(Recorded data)
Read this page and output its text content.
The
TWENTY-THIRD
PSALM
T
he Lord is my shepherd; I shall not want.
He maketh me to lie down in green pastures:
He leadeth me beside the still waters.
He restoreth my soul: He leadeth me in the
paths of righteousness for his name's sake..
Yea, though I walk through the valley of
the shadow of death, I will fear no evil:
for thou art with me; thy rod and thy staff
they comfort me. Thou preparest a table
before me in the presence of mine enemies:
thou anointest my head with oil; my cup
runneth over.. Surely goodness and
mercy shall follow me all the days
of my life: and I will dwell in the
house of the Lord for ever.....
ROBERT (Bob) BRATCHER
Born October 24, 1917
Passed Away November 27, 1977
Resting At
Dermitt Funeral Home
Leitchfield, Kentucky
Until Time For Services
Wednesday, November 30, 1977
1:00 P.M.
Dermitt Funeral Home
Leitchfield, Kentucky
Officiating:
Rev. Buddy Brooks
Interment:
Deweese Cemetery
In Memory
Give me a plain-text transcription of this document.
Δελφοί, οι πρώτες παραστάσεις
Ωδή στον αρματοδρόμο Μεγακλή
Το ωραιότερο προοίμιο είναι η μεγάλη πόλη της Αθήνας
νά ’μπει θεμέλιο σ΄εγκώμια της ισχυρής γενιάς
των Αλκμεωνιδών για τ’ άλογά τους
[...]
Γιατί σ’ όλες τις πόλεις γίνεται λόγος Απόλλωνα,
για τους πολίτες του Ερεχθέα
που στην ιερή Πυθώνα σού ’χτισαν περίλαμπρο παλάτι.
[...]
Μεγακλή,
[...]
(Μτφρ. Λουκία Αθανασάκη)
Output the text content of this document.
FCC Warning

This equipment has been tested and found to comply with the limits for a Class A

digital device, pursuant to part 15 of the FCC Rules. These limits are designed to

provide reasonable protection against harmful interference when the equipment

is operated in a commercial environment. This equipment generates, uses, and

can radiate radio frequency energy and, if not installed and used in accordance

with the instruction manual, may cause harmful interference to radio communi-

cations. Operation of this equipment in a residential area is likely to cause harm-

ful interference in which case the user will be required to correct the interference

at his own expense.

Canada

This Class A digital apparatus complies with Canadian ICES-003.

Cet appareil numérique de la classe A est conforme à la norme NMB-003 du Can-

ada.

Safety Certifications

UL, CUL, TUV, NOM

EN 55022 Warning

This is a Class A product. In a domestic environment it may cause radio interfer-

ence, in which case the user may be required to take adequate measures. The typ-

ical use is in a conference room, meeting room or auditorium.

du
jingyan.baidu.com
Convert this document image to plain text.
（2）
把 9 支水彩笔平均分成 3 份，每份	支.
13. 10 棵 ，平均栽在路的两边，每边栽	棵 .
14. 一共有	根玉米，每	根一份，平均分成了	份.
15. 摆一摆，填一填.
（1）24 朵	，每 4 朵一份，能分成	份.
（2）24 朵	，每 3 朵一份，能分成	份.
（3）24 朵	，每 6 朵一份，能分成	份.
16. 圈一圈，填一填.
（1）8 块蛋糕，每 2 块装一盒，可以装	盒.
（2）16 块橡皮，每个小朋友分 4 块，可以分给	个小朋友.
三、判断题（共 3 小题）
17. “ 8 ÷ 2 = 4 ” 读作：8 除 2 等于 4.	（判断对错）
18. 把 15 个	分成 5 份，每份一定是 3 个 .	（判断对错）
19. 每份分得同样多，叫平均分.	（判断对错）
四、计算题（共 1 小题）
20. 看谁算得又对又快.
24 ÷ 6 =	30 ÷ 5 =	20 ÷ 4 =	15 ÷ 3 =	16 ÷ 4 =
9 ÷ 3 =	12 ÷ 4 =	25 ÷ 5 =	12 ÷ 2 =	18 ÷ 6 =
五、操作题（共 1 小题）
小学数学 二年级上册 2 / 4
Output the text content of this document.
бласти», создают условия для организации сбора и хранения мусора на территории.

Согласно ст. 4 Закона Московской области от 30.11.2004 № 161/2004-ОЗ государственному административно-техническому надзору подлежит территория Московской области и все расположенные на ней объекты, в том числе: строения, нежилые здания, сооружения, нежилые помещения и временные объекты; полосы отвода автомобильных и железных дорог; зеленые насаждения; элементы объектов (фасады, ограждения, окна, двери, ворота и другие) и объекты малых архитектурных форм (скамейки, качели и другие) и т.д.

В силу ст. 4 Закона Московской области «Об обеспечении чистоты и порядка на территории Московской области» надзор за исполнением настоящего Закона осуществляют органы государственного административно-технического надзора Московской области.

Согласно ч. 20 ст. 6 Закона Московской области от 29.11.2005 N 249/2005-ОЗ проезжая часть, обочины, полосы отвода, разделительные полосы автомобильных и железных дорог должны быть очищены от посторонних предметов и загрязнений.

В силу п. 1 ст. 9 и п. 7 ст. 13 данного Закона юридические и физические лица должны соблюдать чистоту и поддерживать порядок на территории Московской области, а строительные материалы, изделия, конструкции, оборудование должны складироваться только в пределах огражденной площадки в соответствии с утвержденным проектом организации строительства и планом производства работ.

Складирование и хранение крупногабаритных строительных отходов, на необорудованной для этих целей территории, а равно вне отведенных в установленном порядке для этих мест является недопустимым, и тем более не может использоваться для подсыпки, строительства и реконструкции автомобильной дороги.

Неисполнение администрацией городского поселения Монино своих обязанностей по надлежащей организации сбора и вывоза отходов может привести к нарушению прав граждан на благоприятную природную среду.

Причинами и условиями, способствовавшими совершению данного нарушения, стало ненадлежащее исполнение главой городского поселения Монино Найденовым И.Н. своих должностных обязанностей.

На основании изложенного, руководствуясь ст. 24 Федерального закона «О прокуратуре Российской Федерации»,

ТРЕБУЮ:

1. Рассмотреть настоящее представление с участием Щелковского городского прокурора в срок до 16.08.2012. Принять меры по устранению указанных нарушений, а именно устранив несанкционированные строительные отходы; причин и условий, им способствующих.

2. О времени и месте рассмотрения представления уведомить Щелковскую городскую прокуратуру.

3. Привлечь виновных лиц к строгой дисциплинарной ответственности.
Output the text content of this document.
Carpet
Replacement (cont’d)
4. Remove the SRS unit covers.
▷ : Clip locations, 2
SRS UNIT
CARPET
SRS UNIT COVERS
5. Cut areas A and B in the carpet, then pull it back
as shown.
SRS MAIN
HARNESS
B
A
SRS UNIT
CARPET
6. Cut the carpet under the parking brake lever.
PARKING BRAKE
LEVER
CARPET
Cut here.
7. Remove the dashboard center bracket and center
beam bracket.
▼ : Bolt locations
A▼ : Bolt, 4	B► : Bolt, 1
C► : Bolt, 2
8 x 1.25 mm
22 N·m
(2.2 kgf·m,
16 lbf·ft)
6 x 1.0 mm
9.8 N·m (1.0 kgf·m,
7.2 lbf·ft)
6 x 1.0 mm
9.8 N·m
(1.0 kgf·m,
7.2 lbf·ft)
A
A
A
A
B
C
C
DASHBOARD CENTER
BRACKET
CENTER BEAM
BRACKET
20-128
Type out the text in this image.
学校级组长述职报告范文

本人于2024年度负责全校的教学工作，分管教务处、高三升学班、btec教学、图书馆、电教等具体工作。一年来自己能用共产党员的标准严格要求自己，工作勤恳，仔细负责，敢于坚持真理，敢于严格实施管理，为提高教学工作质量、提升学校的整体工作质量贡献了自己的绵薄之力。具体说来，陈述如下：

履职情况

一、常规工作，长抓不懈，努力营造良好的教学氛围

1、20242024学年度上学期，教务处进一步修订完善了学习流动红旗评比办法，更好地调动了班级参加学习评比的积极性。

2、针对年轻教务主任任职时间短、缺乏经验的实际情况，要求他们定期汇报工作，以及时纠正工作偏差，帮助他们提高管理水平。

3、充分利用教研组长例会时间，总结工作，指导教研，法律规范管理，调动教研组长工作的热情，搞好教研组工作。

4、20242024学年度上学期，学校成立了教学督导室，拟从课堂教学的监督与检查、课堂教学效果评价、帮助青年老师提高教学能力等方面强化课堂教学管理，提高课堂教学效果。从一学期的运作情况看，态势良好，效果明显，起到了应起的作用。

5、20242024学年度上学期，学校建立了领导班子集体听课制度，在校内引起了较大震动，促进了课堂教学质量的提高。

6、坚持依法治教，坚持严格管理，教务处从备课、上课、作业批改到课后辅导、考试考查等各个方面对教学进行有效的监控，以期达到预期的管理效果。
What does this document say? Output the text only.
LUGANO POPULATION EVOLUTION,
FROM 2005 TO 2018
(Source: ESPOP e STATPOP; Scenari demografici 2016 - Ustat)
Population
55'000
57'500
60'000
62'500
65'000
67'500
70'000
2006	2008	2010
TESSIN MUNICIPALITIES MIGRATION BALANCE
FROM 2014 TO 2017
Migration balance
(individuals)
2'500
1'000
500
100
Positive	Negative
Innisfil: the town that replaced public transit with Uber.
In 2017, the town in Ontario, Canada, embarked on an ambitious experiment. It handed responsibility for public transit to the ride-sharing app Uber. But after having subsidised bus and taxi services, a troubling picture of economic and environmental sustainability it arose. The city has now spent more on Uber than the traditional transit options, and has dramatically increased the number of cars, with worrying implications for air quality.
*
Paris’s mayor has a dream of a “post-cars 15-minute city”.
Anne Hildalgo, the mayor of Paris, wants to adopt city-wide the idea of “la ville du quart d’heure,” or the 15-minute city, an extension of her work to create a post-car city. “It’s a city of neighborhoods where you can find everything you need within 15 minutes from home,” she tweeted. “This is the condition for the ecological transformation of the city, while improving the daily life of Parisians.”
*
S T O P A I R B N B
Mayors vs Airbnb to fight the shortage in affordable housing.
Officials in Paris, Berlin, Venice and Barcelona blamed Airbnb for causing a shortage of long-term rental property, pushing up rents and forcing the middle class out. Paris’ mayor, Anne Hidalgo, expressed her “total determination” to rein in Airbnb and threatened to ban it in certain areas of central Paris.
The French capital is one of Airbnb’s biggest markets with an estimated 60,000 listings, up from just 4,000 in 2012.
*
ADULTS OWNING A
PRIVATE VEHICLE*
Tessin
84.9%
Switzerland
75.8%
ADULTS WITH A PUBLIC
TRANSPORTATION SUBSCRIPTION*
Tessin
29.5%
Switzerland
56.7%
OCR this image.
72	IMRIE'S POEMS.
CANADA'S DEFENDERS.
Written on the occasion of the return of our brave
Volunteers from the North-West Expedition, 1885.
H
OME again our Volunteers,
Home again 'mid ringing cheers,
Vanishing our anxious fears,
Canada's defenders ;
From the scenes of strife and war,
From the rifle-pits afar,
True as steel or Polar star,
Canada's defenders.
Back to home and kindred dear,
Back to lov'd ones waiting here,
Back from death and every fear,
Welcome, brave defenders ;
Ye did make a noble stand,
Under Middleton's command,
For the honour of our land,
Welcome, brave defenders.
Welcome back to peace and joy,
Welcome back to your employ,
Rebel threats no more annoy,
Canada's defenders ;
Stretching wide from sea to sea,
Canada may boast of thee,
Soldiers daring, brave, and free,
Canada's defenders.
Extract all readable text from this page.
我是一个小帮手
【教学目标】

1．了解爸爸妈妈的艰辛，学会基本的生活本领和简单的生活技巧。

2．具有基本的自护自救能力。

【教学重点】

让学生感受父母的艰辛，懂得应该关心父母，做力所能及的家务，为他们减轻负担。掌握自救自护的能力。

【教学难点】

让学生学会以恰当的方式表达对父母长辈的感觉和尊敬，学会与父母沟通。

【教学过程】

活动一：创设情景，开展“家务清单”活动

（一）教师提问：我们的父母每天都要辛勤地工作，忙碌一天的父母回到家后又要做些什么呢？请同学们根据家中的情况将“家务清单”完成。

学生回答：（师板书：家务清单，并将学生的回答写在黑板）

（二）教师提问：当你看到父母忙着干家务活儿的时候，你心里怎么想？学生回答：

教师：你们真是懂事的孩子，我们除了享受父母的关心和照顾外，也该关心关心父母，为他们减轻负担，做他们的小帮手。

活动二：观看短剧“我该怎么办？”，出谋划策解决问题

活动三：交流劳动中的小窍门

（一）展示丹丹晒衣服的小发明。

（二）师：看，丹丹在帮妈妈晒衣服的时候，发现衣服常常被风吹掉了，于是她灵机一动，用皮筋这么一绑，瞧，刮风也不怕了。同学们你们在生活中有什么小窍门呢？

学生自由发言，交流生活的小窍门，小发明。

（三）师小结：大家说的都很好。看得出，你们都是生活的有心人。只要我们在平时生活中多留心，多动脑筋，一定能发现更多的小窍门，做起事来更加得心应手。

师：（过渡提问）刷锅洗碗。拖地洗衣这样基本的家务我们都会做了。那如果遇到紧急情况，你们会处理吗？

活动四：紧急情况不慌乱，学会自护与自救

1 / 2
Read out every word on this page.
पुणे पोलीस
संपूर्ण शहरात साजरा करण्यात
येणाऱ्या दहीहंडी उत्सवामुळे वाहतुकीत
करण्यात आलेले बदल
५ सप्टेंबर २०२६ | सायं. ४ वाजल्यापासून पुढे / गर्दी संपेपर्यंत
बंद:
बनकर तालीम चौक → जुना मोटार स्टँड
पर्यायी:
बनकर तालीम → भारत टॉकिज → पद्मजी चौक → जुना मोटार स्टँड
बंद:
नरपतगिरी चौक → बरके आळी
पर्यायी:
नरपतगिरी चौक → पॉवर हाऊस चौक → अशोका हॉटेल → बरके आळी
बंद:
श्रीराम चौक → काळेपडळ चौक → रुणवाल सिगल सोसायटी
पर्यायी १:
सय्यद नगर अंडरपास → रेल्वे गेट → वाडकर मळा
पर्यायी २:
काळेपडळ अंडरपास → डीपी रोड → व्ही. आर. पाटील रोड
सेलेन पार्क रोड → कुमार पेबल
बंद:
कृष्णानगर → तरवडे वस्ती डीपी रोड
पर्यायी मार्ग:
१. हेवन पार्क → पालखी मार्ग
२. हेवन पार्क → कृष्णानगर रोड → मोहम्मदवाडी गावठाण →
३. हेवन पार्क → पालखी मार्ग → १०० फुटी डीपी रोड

Short task - Determine how many lines of the listing hold the word "brave" and reply with that figure alone.

Written response - 4